Records →
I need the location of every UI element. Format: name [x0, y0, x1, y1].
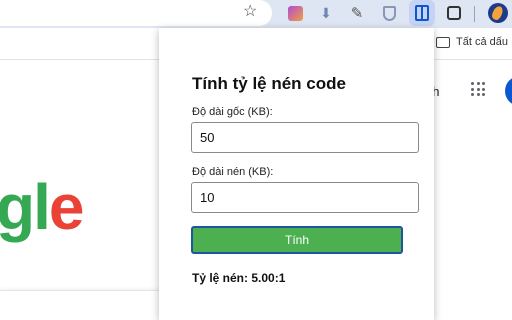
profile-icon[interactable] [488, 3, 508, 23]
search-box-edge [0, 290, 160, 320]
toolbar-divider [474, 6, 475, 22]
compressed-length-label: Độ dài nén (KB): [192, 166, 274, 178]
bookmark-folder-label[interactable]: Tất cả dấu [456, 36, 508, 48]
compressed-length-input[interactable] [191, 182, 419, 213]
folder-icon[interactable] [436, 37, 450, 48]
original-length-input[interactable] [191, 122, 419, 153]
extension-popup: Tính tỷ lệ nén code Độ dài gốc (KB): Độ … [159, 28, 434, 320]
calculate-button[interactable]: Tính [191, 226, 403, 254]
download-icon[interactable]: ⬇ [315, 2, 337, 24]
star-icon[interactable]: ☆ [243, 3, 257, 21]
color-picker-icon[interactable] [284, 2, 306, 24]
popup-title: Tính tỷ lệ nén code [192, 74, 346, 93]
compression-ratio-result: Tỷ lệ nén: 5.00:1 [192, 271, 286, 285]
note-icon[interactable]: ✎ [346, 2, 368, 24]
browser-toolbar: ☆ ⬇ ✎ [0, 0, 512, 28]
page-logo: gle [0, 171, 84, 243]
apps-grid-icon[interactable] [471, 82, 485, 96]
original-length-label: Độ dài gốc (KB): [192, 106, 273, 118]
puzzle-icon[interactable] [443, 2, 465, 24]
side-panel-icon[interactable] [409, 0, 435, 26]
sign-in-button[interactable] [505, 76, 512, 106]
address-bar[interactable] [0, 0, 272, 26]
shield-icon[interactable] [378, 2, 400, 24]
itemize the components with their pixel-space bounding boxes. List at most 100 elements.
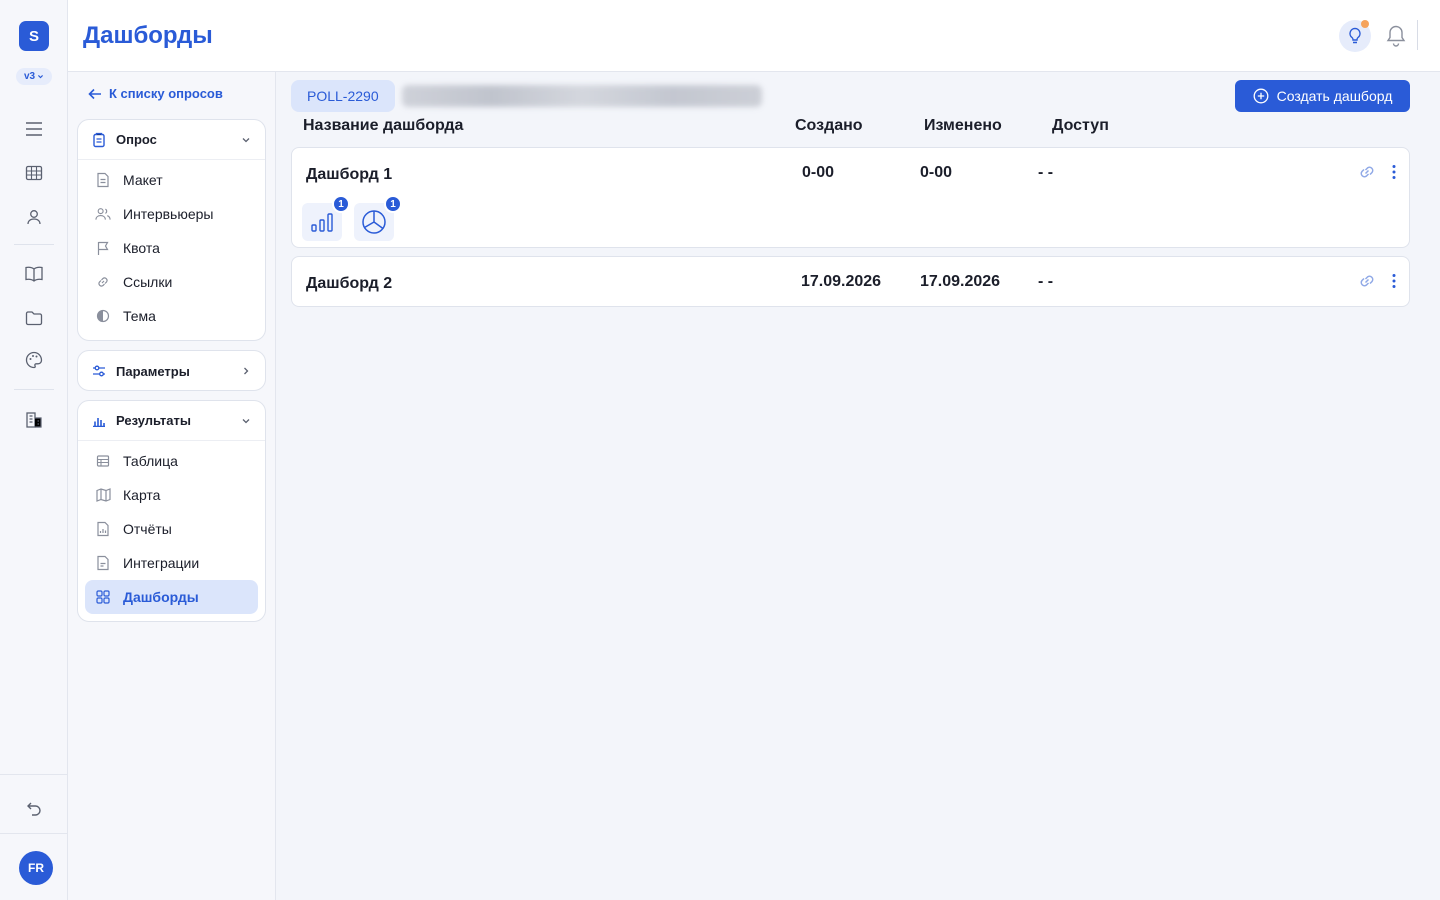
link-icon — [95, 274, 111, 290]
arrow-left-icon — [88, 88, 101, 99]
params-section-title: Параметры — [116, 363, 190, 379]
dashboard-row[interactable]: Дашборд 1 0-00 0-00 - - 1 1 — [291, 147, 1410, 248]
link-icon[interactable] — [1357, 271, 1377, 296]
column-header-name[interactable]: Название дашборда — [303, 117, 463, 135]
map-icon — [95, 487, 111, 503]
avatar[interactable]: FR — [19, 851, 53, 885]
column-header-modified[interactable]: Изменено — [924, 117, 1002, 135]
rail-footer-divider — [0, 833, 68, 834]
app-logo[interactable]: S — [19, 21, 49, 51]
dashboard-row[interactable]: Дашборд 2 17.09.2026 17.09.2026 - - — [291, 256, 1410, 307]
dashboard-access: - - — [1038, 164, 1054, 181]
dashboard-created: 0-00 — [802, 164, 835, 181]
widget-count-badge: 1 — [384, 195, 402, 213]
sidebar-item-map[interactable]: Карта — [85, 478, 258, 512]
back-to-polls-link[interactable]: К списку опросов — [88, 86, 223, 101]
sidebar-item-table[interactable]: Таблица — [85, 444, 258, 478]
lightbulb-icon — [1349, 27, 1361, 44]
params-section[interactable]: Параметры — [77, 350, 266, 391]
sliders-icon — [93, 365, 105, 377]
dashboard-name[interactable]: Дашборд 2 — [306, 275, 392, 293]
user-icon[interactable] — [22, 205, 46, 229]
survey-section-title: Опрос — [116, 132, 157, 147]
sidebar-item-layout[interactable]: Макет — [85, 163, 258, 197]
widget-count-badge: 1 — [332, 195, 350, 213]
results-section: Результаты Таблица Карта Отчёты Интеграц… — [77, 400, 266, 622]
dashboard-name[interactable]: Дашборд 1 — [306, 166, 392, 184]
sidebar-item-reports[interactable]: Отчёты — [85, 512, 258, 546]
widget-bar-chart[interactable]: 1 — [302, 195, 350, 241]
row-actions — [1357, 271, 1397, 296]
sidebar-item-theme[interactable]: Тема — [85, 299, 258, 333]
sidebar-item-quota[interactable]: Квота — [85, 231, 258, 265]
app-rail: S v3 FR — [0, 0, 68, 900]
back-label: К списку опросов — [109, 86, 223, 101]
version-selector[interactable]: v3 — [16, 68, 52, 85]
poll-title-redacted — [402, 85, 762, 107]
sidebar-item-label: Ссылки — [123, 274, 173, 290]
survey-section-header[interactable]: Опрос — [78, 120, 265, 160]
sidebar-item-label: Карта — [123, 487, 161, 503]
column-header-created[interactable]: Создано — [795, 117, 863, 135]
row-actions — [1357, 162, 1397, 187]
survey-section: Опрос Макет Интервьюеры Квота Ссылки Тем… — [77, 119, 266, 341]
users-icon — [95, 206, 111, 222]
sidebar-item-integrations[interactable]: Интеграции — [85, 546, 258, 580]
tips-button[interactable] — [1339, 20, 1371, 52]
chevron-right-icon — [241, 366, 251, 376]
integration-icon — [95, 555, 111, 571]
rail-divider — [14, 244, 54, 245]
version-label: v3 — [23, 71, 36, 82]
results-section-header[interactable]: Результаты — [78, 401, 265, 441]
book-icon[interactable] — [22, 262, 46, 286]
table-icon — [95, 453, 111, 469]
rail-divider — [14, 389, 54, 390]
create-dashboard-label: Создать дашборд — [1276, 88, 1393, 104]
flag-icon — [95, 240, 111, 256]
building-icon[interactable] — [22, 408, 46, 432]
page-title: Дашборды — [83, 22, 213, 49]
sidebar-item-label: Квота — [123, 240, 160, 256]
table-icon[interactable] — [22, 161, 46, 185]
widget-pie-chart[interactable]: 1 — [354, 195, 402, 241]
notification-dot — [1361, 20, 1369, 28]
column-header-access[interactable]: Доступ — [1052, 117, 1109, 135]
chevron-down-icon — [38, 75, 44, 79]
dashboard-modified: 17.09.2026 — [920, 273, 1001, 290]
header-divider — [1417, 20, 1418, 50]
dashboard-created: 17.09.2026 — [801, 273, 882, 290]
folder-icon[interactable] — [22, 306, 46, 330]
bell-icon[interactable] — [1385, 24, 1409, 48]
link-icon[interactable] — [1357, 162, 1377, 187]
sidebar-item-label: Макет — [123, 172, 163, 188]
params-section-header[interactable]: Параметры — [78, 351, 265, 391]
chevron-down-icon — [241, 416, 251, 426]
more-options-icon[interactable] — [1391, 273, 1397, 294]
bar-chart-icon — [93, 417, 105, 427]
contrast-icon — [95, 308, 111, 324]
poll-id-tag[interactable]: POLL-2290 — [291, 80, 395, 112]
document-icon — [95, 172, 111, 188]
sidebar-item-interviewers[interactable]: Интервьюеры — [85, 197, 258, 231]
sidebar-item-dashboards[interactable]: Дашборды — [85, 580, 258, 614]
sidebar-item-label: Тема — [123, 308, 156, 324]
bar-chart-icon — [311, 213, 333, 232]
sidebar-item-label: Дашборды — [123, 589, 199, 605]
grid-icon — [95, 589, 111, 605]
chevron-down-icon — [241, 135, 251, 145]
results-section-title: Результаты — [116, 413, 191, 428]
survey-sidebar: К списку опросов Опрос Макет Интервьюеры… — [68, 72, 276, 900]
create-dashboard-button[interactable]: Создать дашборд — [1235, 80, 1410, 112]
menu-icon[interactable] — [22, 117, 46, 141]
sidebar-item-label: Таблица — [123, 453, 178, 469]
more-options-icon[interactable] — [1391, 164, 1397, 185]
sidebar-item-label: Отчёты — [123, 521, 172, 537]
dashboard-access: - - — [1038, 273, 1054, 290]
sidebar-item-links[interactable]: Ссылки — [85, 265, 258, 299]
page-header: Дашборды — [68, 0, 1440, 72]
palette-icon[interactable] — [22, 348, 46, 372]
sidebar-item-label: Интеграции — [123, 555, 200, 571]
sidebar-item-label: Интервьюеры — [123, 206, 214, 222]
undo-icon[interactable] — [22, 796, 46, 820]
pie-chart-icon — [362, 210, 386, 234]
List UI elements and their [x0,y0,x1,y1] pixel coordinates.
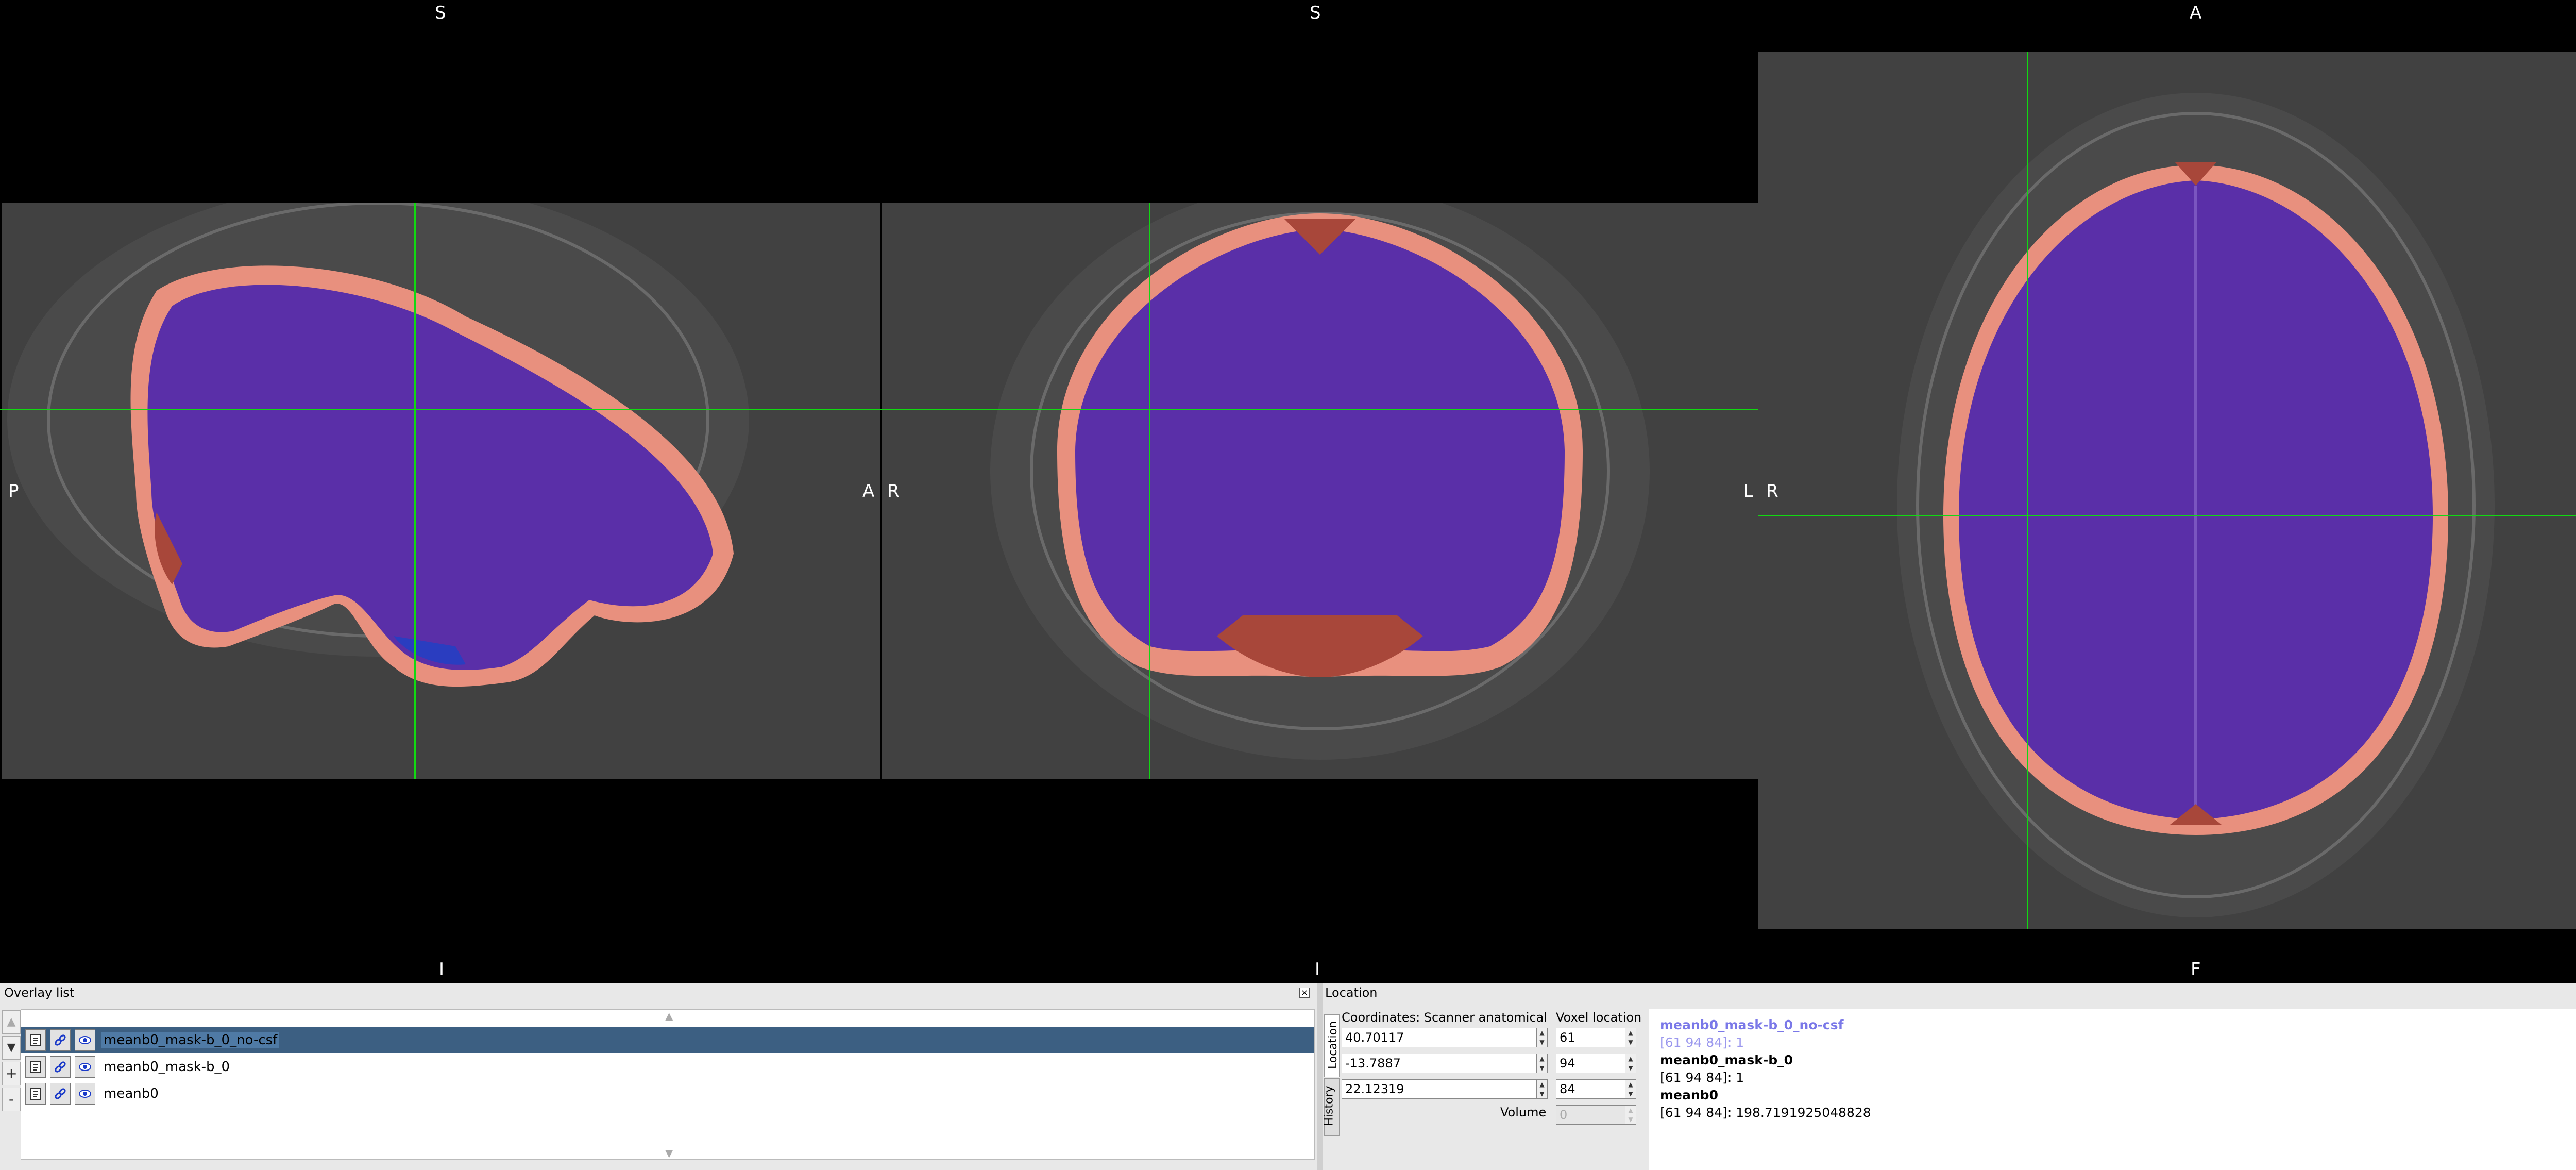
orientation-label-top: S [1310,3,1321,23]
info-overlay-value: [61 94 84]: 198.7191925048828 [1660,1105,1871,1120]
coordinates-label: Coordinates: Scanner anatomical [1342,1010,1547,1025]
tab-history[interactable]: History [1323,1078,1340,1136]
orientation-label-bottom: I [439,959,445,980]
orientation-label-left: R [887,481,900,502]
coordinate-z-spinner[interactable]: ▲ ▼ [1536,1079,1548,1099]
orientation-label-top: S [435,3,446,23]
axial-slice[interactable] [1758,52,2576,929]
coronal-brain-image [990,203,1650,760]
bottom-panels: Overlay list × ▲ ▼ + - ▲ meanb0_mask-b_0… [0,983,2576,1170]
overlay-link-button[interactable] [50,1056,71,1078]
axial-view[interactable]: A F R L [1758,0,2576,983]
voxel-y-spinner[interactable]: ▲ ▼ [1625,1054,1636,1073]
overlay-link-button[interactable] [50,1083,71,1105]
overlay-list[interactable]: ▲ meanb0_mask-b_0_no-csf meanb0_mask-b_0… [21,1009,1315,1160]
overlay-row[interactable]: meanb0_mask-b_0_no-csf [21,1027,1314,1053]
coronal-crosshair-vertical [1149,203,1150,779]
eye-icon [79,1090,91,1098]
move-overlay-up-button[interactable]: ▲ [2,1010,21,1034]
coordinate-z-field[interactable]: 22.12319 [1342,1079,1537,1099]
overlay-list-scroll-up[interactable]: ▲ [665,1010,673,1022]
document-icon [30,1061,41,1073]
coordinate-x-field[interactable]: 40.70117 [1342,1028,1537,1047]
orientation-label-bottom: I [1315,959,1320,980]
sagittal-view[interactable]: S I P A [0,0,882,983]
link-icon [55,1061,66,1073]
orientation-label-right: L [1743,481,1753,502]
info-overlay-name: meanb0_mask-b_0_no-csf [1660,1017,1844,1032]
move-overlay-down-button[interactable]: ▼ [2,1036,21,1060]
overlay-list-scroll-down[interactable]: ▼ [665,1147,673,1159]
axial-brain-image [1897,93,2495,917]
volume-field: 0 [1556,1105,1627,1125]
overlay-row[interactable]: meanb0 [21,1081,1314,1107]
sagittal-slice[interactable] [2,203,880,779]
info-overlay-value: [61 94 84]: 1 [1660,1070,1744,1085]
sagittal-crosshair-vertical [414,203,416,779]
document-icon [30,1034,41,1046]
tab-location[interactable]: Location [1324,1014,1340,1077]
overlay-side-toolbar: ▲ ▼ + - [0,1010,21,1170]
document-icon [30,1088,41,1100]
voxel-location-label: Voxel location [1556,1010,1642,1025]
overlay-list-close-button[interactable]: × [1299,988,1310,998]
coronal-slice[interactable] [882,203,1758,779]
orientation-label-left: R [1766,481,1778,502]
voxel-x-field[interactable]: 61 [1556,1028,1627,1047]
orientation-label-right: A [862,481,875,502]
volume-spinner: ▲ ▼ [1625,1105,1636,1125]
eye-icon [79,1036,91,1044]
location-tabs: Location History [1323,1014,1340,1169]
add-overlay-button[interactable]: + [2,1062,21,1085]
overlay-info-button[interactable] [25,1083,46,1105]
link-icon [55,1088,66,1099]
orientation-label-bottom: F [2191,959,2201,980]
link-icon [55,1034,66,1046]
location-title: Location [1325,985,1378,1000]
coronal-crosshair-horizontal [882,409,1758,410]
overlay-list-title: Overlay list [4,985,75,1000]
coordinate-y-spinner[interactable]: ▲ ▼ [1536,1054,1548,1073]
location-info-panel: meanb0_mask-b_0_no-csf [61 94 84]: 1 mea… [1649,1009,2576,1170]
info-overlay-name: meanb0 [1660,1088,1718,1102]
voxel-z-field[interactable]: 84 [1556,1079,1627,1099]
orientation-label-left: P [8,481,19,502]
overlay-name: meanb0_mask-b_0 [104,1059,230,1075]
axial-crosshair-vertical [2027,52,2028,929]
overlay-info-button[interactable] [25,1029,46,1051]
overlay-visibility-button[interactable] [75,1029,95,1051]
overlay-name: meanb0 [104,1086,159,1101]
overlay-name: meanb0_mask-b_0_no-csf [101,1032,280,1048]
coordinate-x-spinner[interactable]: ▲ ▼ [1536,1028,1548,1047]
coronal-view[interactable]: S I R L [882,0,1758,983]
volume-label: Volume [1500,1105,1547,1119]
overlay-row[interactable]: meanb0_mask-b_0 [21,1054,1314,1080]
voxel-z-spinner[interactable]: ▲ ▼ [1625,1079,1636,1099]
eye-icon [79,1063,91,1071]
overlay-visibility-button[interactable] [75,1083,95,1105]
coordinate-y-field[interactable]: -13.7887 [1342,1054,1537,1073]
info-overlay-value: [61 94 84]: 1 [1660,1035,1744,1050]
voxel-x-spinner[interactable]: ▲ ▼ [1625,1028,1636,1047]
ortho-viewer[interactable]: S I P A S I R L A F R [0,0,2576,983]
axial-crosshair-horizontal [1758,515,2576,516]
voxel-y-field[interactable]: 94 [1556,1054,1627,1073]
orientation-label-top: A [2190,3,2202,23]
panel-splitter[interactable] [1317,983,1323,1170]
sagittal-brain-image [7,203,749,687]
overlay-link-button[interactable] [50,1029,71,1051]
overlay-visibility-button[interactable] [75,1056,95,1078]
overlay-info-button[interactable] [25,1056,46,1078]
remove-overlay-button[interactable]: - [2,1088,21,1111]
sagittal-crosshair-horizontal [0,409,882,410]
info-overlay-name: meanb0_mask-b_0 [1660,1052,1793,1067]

Directive → Rewrite the stretch from the line containing "profile-icon[interactable] [488, 3, 508, 23]" through the line containing "itemize the components", replacing "extension-popup" with "extension-panel" and leaving everything else unchanged. Give only those lines.

Task answer →
profile-icon[interactable] [488, 3, 508, 23]
search-box-edge [0, 290, 160, 320]
toolbar-divider [474, 6, 475, 22]
compressed-length-label: Độ dài nén (KB): [192, 166, 274, 178]
bookmark-folder-label[interactable]: Tất cả dấu [456, 36, 508, 48]
compressed-length-input[interactable] [191, 182, 419, 213]
folder-icon[interactable] [436, 37, 450, 48]
original-length-input[interactable] [191, 122, 419, 153]
extension-panel: Tính tỷ lệ nén code Độ dài gốc (KB): Độ … [159, 28, 434, 320]
calculate-button[interactable]: Tính [191, 226, 403, 254]
download-icon[interactable]: ⬇ [315, 2, 337, 24]
star-icon[interactable]: ☆ [243, 3, 257, 21]
color-picker-icon[interactable] [284, 2, 306, 24]
popup-title: Tính tỷ lệ nén code [192, 74, 346, 93]
compression-ratio-result: Tỷ lệ nén: 5.00:1 [192, 271, 286, 285]
note-icon[interactable]: ✎ [346, 2, 368, 24]
browser-toolbar: ☆ ⬇ ✎ [0, 0, 512, 28]
page-logo: gle [0, 171, 84, 243]
apps-grid-icon[interactable] [471, 82, 485, 96]
original-length-label: Độ dài gốc (KB): [192, 106, 273, 118]
puzzle-icon[interactable] [443, 2, 465, 24]
side-panel-icon[interactable] [409, 0, 435, 26]
sign-in-button[interactable] [505, 76, 512, 106]
address-bar[interactable] [0, 0, 272, 26]
shield-icon[interactable] [378, 2, 400, 24]
itemize the components with their pixel-space bounding boxes. List at most 100 elements.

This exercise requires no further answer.